Pull every line that holds the word "this" from the entries.

═══

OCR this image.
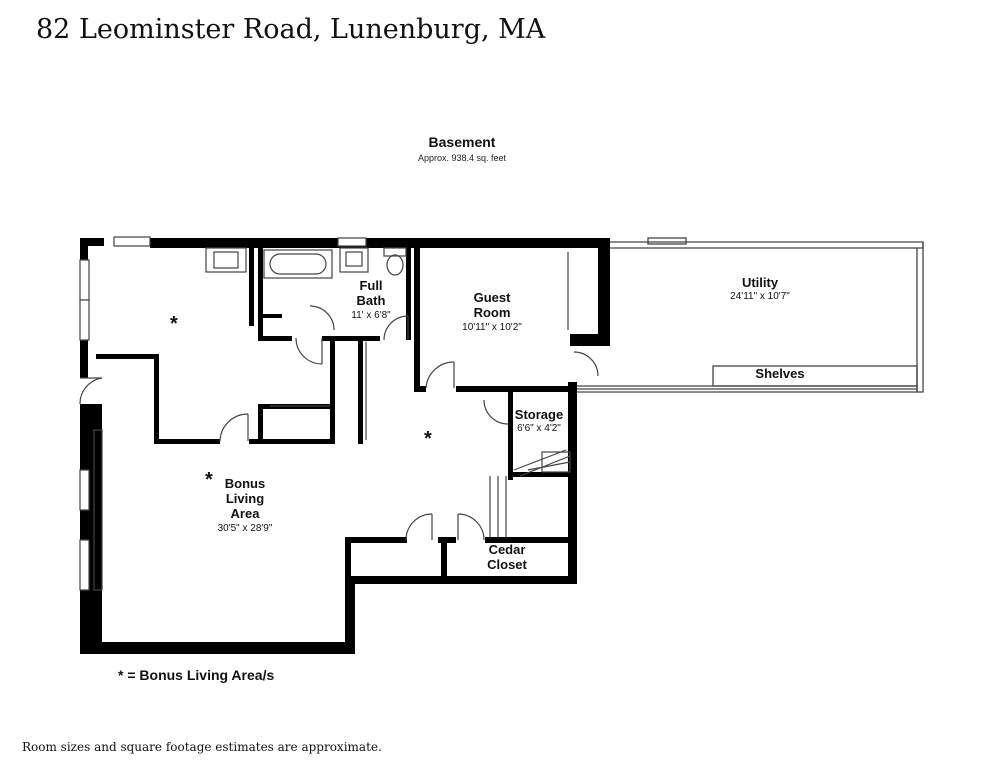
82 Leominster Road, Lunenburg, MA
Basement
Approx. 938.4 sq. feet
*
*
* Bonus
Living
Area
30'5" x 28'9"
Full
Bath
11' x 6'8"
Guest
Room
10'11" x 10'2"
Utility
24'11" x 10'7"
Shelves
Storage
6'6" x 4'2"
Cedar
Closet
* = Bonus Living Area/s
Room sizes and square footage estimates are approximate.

═══

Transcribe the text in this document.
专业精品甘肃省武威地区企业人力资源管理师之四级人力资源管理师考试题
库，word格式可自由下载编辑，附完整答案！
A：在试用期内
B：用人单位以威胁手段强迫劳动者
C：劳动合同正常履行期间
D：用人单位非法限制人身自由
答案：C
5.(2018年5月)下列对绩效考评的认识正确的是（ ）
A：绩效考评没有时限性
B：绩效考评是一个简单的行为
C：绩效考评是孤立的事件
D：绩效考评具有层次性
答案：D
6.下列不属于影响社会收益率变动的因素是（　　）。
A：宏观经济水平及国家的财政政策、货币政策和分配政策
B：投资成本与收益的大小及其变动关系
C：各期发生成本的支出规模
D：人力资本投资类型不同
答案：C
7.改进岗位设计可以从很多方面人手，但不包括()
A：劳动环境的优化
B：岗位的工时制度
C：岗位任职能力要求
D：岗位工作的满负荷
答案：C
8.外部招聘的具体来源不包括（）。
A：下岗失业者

═══

Expected output
OCR this image.
Transcribe the text in this document.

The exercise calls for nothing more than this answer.